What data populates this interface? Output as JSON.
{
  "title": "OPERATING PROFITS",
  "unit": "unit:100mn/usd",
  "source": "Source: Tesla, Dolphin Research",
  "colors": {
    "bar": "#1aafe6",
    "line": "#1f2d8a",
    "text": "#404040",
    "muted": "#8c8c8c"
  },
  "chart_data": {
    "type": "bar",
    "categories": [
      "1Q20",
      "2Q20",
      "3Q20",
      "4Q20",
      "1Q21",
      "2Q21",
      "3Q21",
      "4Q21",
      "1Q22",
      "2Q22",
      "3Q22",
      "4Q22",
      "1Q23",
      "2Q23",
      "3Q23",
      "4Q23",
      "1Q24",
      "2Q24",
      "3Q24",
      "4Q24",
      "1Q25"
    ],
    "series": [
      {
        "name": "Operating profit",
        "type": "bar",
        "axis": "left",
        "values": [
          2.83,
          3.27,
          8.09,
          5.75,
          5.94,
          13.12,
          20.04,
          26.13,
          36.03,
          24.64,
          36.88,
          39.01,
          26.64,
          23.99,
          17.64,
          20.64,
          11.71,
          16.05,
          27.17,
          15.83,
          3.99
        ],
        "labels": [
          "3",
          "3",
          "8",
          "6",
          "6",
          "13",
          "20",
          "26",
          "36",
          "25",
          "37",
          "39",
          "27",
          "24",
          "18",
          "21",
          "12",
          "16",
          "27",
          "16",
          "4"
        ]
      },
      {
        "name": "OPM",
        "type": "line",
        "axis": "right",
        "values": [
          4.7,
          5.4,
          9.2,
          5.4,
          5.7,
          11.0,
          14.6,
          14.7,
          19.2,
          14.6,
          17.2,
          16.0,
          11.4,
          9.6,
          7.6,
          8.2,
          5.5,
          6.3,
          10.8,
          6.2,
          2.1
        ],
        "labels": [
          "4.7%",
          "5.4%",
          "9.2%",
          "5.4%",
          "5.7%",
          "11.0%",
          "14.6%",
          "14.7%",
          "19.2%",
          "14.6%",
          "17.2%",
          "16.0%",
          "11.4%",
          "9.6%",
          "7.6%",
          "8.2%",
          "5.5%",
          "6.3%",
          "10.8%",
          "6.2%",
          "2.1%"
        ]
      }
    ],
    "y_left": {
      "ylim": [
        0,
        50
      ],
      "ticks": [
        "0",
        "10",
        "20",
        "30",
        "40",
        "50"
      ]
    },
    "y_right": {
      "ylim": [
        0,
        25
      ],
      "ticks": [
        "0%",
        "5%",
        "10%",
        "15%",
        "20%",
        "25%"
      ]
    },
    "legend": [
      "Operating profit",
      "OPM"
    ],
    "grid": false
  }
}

Your instructions: Take the listing above and write it out again exactly.

Task result:
What data populates this interface? Output as JSON.
{
  "title": "OPERATING PROFITS",
  "unit": "unit:100mn/usd",
  "source": "Source: Tesla, Dolphin Research",
  "colors": {
    "bar": "#1aafe6",
    "line": "#1f2d8a",
    "text": "#404040",
    "muted": "#8c8c8c"
  },
  "chart_data": {
    "type": "bar",
    "categories": [
      "1Q20",
      "2Q20",
      "3Q20",
      "4Q20",
      "1Q21",
      "2Q21",
      "3Q21",
      "4Q21",
      "1Q22",
      "2Q22",
      "3Q22",
      "4Q22",
      "1Q23",
      "2Q23",
      "3Q23",
      "4Q23",
      "1Q24",
      "2Q24",
      "3Q24",
      "4Q24",
      "1Q25"
    ],
    "series": [
      {
        "name": "Operating profit",
        "type": "bar",
        "axis": "left",
        "values": [
          2.83,
          3.27,
          8.09,
          5.75,
          5.94,
          13.12,
          20.04,
          26.13,
          36.03,
          24.64,
          36.88,
          39.01,
          26.64,
          23.99,
          17.64,
          20.64,
          11.71,
          16.05,
          27.17,
          15.83,
          3.99
        ],
        "labels": [
          "3",
          "3",
          "8",
          "6",
          "6",
          "13",
          "20",
          "26",
          "36",
          "25",
          "37",
          "39",
          "27",
          "24",
          "18",
          "21",
          "12",
          "16",
          "27",
          "16",
          "4"
        ]
      },
      {
        "name": "OPM",
        "type": "line",
        "axis": "right",
        "values": [
          4.7,
          5.4,
          9.2,
          5.4,
          5.7,
          11.0,
          14.6,
          14.7,
          19.2,
          14.6,
          17.2,
          16.0,
          11.4,
          9.6,
          7.6,
          8.2,
          5.5,
          6.3,
          10.8,
          6.2,
          2.1
        ],
        "labels": [
          "4.7%",
          "5.4%",
          "9.2%",
          "5.4%",
          "5.7%",
          "11.0%",
          "14.6%",
          "14.7%",
          "19.2%",
          "14.6%",
          "17.2%",
          "16.0%",
          "11.4%",
          "9.6%",
          "7.6%",
          "8.2%",
          "5.5%",
          "6.3%",
          "10.8%",
          "6.2%",
          "2.1%"
        ]
      }
    ],
    "y_left": {
      "ylim": [
        0,
        50
      ],
      "ticks": [
        "0",
        "10",
        "20",
        "30",
        "40",
        "50"
      ]
    },
    "y_right": {
      "ylim": [
        0,
        25
      ],
      "ticks": [
        "0%",
        "5%",
        "10%",
        "15%",
        "20%",
        "25%"
      ]
    },
    "legend": [
      "Operating profit",
      "OPM"
    ],
    "grid": false
  }
}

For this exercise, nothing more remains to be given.